- **Task directions**
Extract the text of each entry below exactly, leaving every image behind.

** start of Input rows **

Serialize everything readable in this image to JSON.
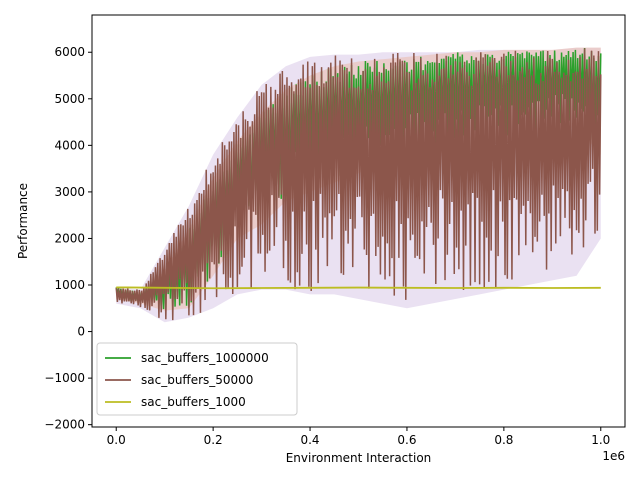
{
  "chart_data": {
    "type": "line",
    "xlabel": "Environment Interaction",
    "ylabel": "Performance",
    "x_offset_label": "1e6",
    "xlim": [
      -0.05,
      1.05
    ],
    "ylim": [
      -2050,
      6800
    ],
    "x_ticks": [
      0.0,
      0.2,
      0.4,
      0.6,
      0.8,
      1.0
    ],
    "x_tick_labels": [
      "0.0",
      "0.2",
      "0.4",
      "0.6",
      "0.8",
      "1.0"
    ],
    "y_ticks": [
      -2000,
      -1000,
      0,
      1000,
      2000,
      3000,
      4000,
      5000,
      6000
    ],
    "y_tick_labels": [
      "−2000",
      "−1000",
      "0",
      "1000",
      "2000",
      "3000",
      "4000",
      "5000",
      "6000"
    ],
    "grid": false,
    "legend_position": "lower-left",
    "series": [
      {
        "name": "sac_buffers_1000000",
        "color": "#2ca02c",
        "band_color": "#ff7f0e",
        "x": [
          0.0,
          0.05,
          0.1,
          0.15,
          0.2,
          0.25,
          0.3,
          0.35,
          0.4,
          0.45,
          0.5,
          0.55,
          0.6,
          0.65,
          0.7,
          0.75,
          0.8,
          0.85,
          0.9,
          0.95,
          1.0
        ],
        "y_low": [
          700,
          600,
          450,
          500,
          1200,
          2000,
          2300,
          2800,
          3000,
          3200,
          3400,
          3600,
          3700,
          3800,
          3900,
          4000,
          4100,
          4200,
          4300,
          4400,
          3800
        ],
        "y_high": [
          950,
          850,
          1300,
          2200,
          3300,
          4100,
          4700,
          5200,
          5500,
          5700,
          5800,
          5850,
          5900,
          5950,
          6000,
          6000,
          6050,
          6050,
          6050,
          6100,
          6100
        ]
      },
      {
        "name": "sac_buffers_50000",
        "color": "#8c564b",
        "band_color": "#9467bd",
        "x": [
          0.0,
          0.05,
          0.1,
          0.15,
          0.2,
          0.25,
          0.3,
          0.35,
          0.4,
          0.45,
          0.5,
          0.55,
          0.6,
          0.65,
          0.7,
          0.75,
          0.8,
          0.85,
          0.9,
          0.95,
          1.0
        ],
        "y_low": [
          600,
          500,
          200,
          300,
          500,
          800,
          900,
          900,
          800,
          800,
          700,
          600,
          500,
          600,
          700,
          800,
          900,
          1000,
          1100,
          1200,
          2000
        ],
        "y_high": [
          950,
          900,
          1800,
          2700,
          3800,
          4600,
          5300,
          5700,
          5900,
          5950,
          5950,
          6000,
          6000,
          6000,
          6000,
          6050,
          6050,
          6050,
          6050,
          6100,
          6100
        ]
      },
      {
        "name": "sac_buffers_1000",
        "color": "#bcbd22",
        "x": [
          0.0,
          0.1,
          0.2,
          0.3,
          0.4,
          0.5,
          0.6,
          0.7,
          0.8,
          0.9,
          1.0
        ],
        "y": [
          950,
          940,
          930,
          935,
          940,
          945,
          940,
          935,
          940,
          935,
          940
        ]
      }
    ]
  }
}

** end of Input rows **

- **Exercise output**
Serialize everything readable in this image to JSON.
{
  "chart_data": {
    "type": "line",
    "xlabel": "Environment Interaction",
    "ylabel": "Performance",
    "x_offset_label": "1e6",
    "xlim": [
      -0.05,
      1.05
    ],
    "ylim": [
      -2050,
      6800
    ],
    "x_ticks": [
      0.0,
      0.2,
      0.4,
      0.6,
      0.8,
      1.0
    ],
    "x_tick_labels": [
      "0.0",
      "0.2",
      "0.4",
      "0.6",
      "0.8",
      "1.0"
    ],
    "y_ticks": [
      -2000,
      -1000,
      0,
      1000,
      2000,
      3000,
      4000,
      5000,
      6000
    ],
    "y_tick_labels": [
      "−2000",
      "−1000",
      "0",
      "1000",
      "2000",
      "3000",
      "4000",
      "5000",
      "6000"
    ],
    "grid": false,
    "legend_position": "lower-left",
    "series": [
      {
        "name": "sac_buffers_1000000",
        "color": "#2ca02c",
        "band_color": "#ff7f0e",
        "x": [
          0.0,
          0.05,
          0.1,
          0.15,
          0.2,
          0.25,
          0.3,
          0.35,
          0.4,
          0.45,
          0.5,
          0.55,
          0.6,
          0.65,
          0.7,
          0.75,
          0.8,
          0.85,
          0.9,
          0.95,
          1.0
        ],
        "y_low": [
          700,
          600,
          450,
          500,
          1200,
          2000,
          2300,
          2800,
          3000,
          3200,
          3400,
          3600,
          3700,
          3800,
          3900,
          4000,
          4100,
          4200,
          4300,
          4400,
          3800
        ],
        "y_high": [
          950,
          850,
          1300,
          2200,
          3300,
          4100,
          4700,
          5200,
          5500,
          5700,
          5800,
          5850,
          5900,
          5950,
          6000,
          6000,
          6050,
          6050,
          6050,
          6100,
          6100
        ]
      },
      {
        "name": "sac_buffers_50000",
        "color": "#8c564b",
        "band_color": "#9467bd",
        "x": [
          0.0,
          0.05,
          0.1,
          0.15,
          0.2,
          0.25,
          0.3,
          0.35,
          0.4,
          0.45,
          0.5,
          0.55,
          0.6,
          0.65,
          0.7,
          0.75,
          0.8,
          0.85,
          0.9,
          0.95,
          1.0
        ],
        "y_low": [
          600,
          500,
          200,
          300,
          500,
          800,
          900,
          900,
          800,
          800,
          700,
          600,
          500,
          600,
          700,
          800,
          900,
          1000,
          1100,
          1200,
          2000
        ],
        "y_high": [
          950,
          900,
          1800,
          2700,
          3800,
          4600,
          5300,
          5700,
          5900,
          5950,
          5950,
          6000,
          6000,
          6000,
          6000,
          6050,
          6050,
          6050,
          6050,
          6100,
          6100
        ]
      },
      {
        "name": "sac_buffers_1000",
        "color": "#bcbd22",
        "x": [
          0.0,
          0.1,
          0.2,
          0.3,
          0.4,
          0.5,
          0.6,
          0.7,
          0.8,
          0.9,
          1.0
        ],
        "y": [
          950,
          940,
          930,
          935,
          940,
          945,
          940,
          935,
          940,
          935,
          940
        ]
      }
    ]
  }
}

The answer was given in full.